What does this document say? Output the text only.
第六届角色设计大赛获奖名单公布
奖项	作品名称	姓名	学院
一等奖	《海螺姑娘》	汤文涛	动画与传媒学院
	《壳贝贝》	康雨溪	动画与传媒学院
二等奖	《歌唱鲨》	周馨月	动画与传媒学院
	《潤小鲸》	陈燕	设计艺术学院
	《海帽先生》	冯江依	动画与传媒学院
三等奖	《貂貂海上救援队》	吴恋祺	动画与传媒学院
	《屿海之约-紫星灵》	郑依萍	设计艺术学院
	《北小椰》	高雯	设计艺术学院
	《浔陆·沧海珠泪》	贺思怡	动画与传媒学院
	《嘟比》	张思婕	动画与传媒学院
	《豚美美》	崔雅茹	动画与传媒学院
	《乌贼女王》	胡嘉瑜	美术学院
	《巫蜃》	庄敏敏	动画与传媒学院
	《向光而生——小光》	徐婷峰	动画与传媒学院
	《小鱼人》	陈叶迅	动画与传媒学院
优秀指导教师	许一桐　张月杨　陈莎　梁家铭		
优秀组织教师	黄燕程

* **Work to complete**:
Which lines hold the word "设计艺术学院"? Return all of them from the records above.

* **Full answer**:
	《潤小鲸》	陈燕	设计艺术学院
	《屿海之约-紫星灵》	郑依萍	设计艺术学院
	《北小椰》	高雯	设计艺术学院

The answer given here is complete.